◆ TO BE DONE: Pick out every line in the data below that holds "circle".

◆ SUPPLIED MATERIAL:
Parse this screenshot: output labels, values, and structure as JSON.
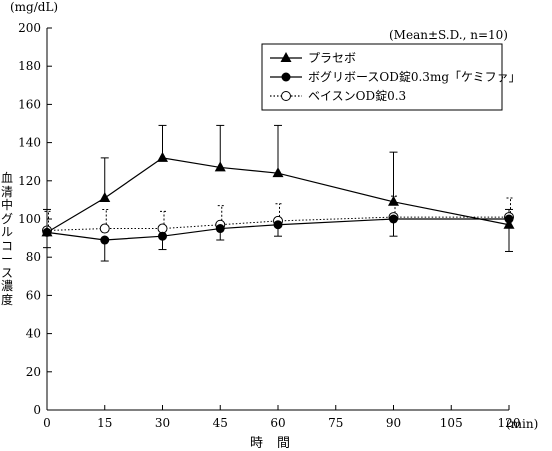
{
  "chart_data": {
    "type": "line",
    "xlabel": "時間",
    "x_unit": "(min)",
    "ylabel": "血清中グルコース濃度",
    "y_unit": "(mg/dL)",
    "note": "(Mean±S.D., n=10)",
    "xlim": [
      0,
      120
    ],
    "ylim": [
      0,
      200
    ],
    "x_ticks": [
      0,
      15,
      30,
      45,
      60,
      75,
      90,
      105,
      120
    ],
    "y_ticks": [
      0,
      20,
      40,
      60,
      80,
      100,
      120,
      140,
      160,
      180,
      200
    ],
    "grid": false,
    "legend_position": "top-right",
    "series": [
      {
        "name": "プラセボ",
        "marker": "filled-triangle",
        "line": "solid",
        "x": [
          0,
          15,
          30,
          45,
          60,
          90,
          120
        ],
        "y": [
          93,
          111,
          132,
          127,
          124,
          109,
          97
        ],
        "sd": [
          12,
          21,
          17,
          22,
          25,
          26,
          8
        ]
      },
      {
        "name": "ボグリボースOD錠0.3mg「ケミファ」",
        "marker": "filled-circle",
        "line": "solid",
        "x": [
          0,
          15,
          30,
          45,
          60,
          90,
          120
        ],
        "y": [
          93,
          89,
          91,
          95,
          97,
          100,
          100
        ],
        "sd": [
          8,
          11,
          7,
          6,
          6,
          9,
          17
        ]
      },
      {
        "name": "ベイスンOD錠0.3",
        "marker": "open-circle",
        "line": "dotted",
        "x": [
          0,
          15,
          30,
          45,
          60,
          90,
          120
        ],
        "y": [
          94,
          95,
          95,
          97,
          99,
          101,
          101
        ],
        "sd": [
          10,
          10,
          9,
          10,
          9,
          11,
          10
        ]
      }
    ]
  }
}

◆ RESPONSE TO THIS EXERCISE:
        "marker": "filled-circle",
        "marker": "open-circle",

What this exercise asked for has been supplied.